Check every line of the material below for "severity". Give the number of lines that have it, and only that.

⁂

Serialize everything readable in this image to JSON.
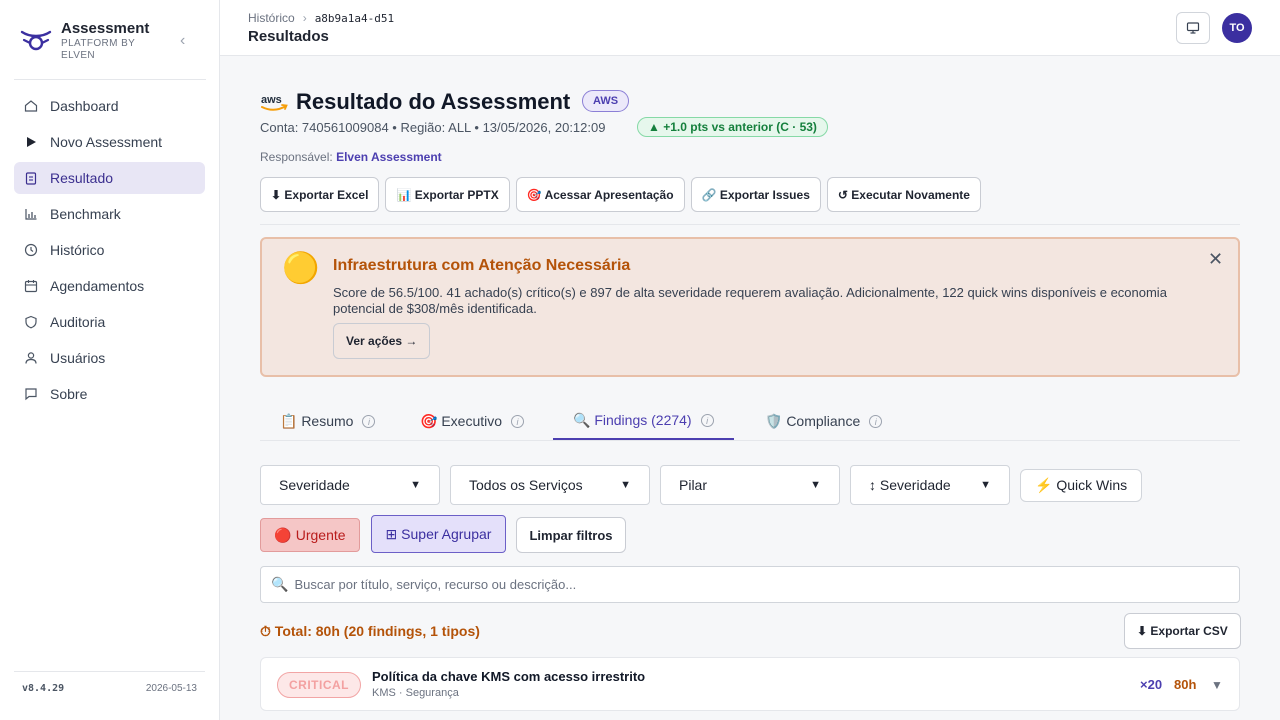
{
  "brand": {
    "title": "Assessment",
    "subtitle": "PLATFORM BY ELVEN",
    "collapse_glyph": "‹"
  },
  "sidebar": {
    "items": [
      {
        "label": "Dashboard",
        "icon": "home-icon",
        "active": false
      },
      {
        "label": "Novo Assessment",
        "icon": "play-icon",
        "active": false
      },
      {
        "label": "Resultado",
        "icon": "clipboard-icon",
        "active": true
      },
      {
        "label": "Benchmark",
        "icon": "bar-chart-icon",
        "active": false
      },
      {
        "label": "Histórico",
        "icon": "clock-icon",
        "active": false
      },
      {
        "label": "Agendamentos",
        "icon": "calendar-icon",
        "active": false
      },
      {
        "label": "Auditoria",
        "icon": "shield-icon",
        "active": false
      },
      {
        "label": "Usuários",
        "icon": "user-icon",
        "active": false
      },
      {
        "label": "Sobre",
        "icon": "message-square-icon",
        "active": false
      }
    ],
    "version": "v8.4.29",
    "date": "2026-05-13"
  },
  "header": {
    "breadcrumb_parent": "Histórico",
    "breadcrumb_sep": "›",
    "breadcrumb_id": "a8b9a1a4-d51",
    "title": "Resultados",
    "avatar_initials": "TO"
  },
  "result": {
    "title": "Resultado do Assessment",
    "provider_badge": "AWS",
    "meta": "Conta: 740561009084 • Região: ALL • 13/05/2026, 20:12:09",
    "delta": "▲ +1.0 pts vs anterior (C · 53)",
    "responsible_label": "Responsável:",
    "responsible_name": "Elven Assessment"
  },
  "actions": {
    "export_excel": "⬇ Exportar Excel",
    "export_pptx": "📊 Exportar PPTX",
    "presentation": "🎯 Acessar Apresentação",
    "export_issues": "🔗 Exportar Issues",
    "run_again": "↺ Executar Novamente"
  },
  "alert": {
    "emoji": "🟡",
    "title": "Infraestrutura com Atenção Necessária",
    "text": "Score de 56.5/100. 41 achado(s) crítico(s) e 897 de alta severidade requerem avaliação. Adicionalmente, 122 quick wins disponíveis e economia potencial de $308/mês identificada.",
    "button": "Ver ações →",
    "close": "✕"
  },
  "tabs": [
    {
      "label": "📋 Resumo",
      "active": false
    },
    {
      "label": "🎯 Executivo",
      "active": false
    },
    {
      "label": "🔍 Findings (2274)",
      "active": true
    },
    {
      "label": "🛡️ Compliance",
      "active": false
    }
  ],
  "filters": {
    "severity": "Severidade",
    "services": "Todos os Serviços",
    "pillar": "Pilar",
    "sort": "↕ Severidade",
    "quick_wins": "⚡ Quick Wins",
    "urgent": "🔴 Urgente",
    "super_group": "⊞ Super Agrupar",
    "clear": "Limpar filtros",
    "search_placeholder": "Buscar por título, serviço, recurso ou descrição..."
  },
  "summary": {
    "total": "⏱ Total: 80h (20 findings, 1 tipos)",
    "export_csv": "⬇ Exportar CSV"
  },
  "findings": [
    {
      "severity": "CRITICAL",
      "title": "Política da chave KMS com acesso irrestrito",
      "subtitle": "KMS · Segurança",
      "count": "×20",
      "hours": "80h",
      "toggle": "▼"
    }
  ],
  "colors": {
    "accent": "#4c3fb0",
    "warning": "#b45309",
    "success": "#15803d",
    "critical": "#b91c1c"
  }
}
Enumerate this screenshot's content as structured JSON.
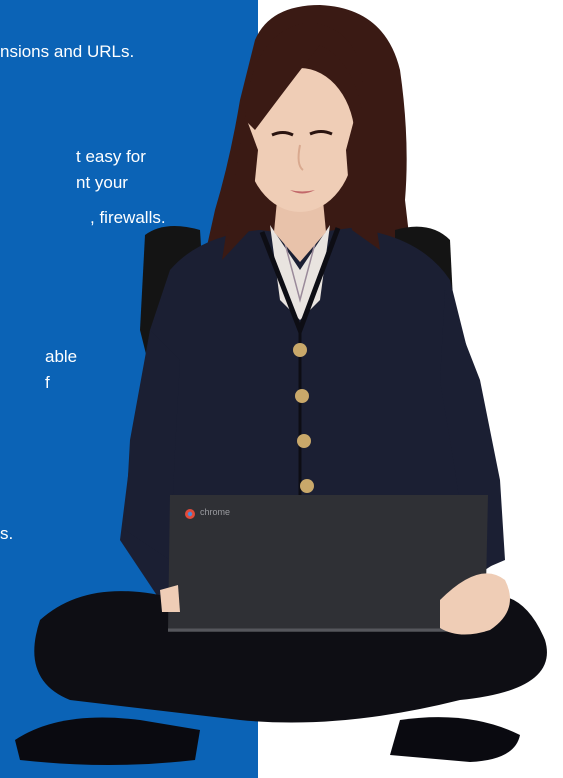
{
  "panel": {
    "color": "#0b63b6",
    "lines": [
      "nsions and URLs.",
      "t easy for",
      "nt your",
      ", firewalls.",
      "able",
      "f",
      "s."
    ]
  },
  "laptop": {
    "brand_label": "chrome"
  },
  "colors": {
    "jacket": "#1b1f33",
    "hair": "#3a1a14",
    "skin": "#efcdb6",
    "laptop": "#2f3035",
    "buttons": "#c9a86a"
  }
}
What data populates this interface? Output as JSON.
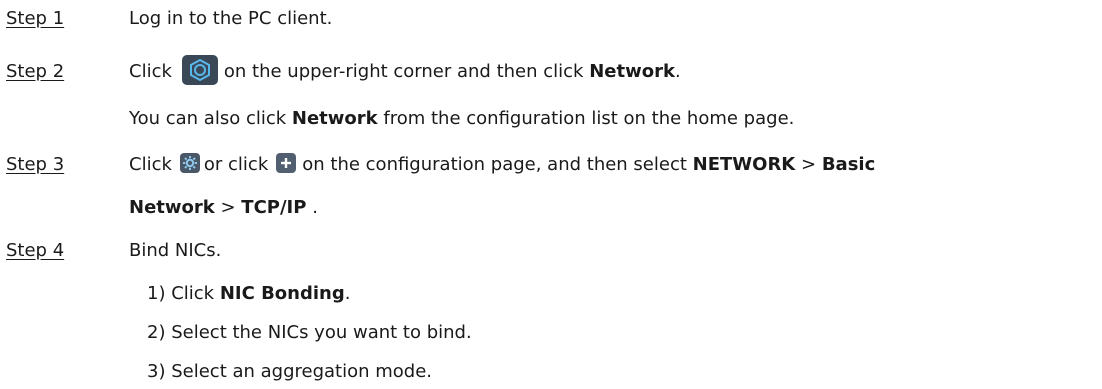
{
  "steps": [
    {
      "label": "Step 1",
      "text": "Log in to the PC client."
    },
    {
      "label": "Step 2",
      "parts": {
        "click": "Click",
        "after_icon": "on the upper-right corner and then click",
        "bold": "Network",
        "end": "."
      },
      "icon": "settings-hex-icon",
      "continuation": {
        "pre": "You can also click",
        "bold": "Network",
        "post": "from the configuration list on the home page."
      }
    },
    {
      "label": "Step 3",
      "parts": {
        "click": "Click",
        "or_click": "or click",
        "after": "on the configuration page, and then select",
        "b1": "NETWORK",
        "sep1": ">",
        "b2": "Basic",
        "b2_cont": "Network",
        "sep2": ">",
        "b3": "TCP/IP",
        "end": "."
      },
      "icons": [
        "gear-icon",
        "plus-icon"
      ]
    },
    {
      "label": "Step 4",
      "text": "Bind NICs.",
      "substeps": [
        {
          "num": "1)",
          "pre": "Click",
          "bold": "NIC Bonding",
          "post": "."
        },
        {
          "num": "2)",
          "text": "Select the NICs you want to bind."
        },
        {
          "num": "3)",
          "text": "Select an aggregation mode."
        }
      ]
    }
  ],
  "colors": {
    "text": "#1a1a1a",
    "icon_dark": "#3a4757",
    "icon_accent": "#58b7e8"
  }
}
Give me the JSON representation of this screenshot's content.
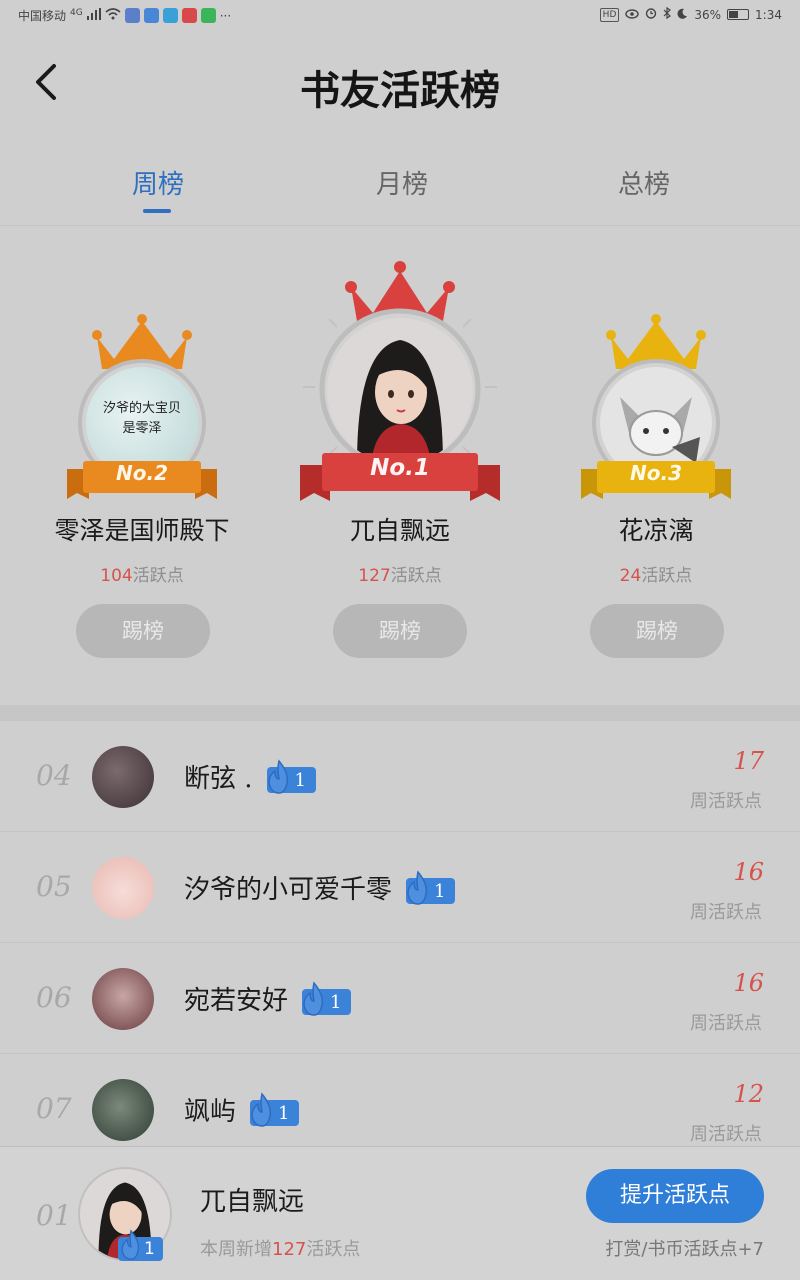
{
  "status_bar": {
    "carrier": "中国移动",
    "network": "4G",
    "more": "···",
    "hd": "HD",
    "battery": "36%",
    "time": "1:34"
  },
  "header": {
    "title": "书友活跃榜",
    "back_icon": "chevron-left-icon"
  },
  "tabs": [
    {
      "label": "周榜",
      "active": true
    },
    {
      "label": "月榜",
      "active": false
    },
    {
      "label": "总榜",
      "active": false
    }
  ],
  "podium": {
    "points_suffix": "活跃点",
    "kick_label": "踢榜",
    "first": {
      "rank_label": "No.1",
      "name": "兀自飘远",
      "points": "127"
    },
    "second": {
      "rank_label": "No.2",
      "name": "零泽是国师殿下",
      "points": "104",
      "avatar_text_1": "汐爷的大宝贝",
      "avatar_text_2": "是零泽"
    },
    "third": {
      "rank_label": "No.3",
      "name": "花凉漓",
      "points": "24"
    }
  },
  "list": {
    "score_label": "周活跃点",
    "rows": [
      {
        "rank": "04",
        "name": "断弦 .",
        "badge": "1",
        "score": "17"
      },
      {
        "rank": "05",
        "name": "汐爷的小可爱千零",
        "badge": "1",
        "score": "16"
      },
      {
        "rank": "06",
        "name": "宛若安好",
        "badge": "1",
        "score": "16"
      },
      {
        "rank": "07",
        "name": "飒屿",
        "badge": "1",
        "score": "12"
      }
    ]
  },
  "self": {
    "rank": "01",
    "name": "兀自飘远",
    "badge": "1",
    "sub_prefix": "本周新增",
    "sub_points": "127",
    "sub_suffix": "活跃点",
    "button_label": "提升活跃点",
    "reward_text": "打赏/书币活跃点+7"
  },
  "colors": {
    "accent_blue": "#2f6fc0",
    "points_red": "#d6534d",
    "gold_no1": "#d9413f",
    "orange_no2": "#e88a1f",
    "yellow_no3": "#e8b30f"
  }
}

⁂

TASK OUTPUT: 2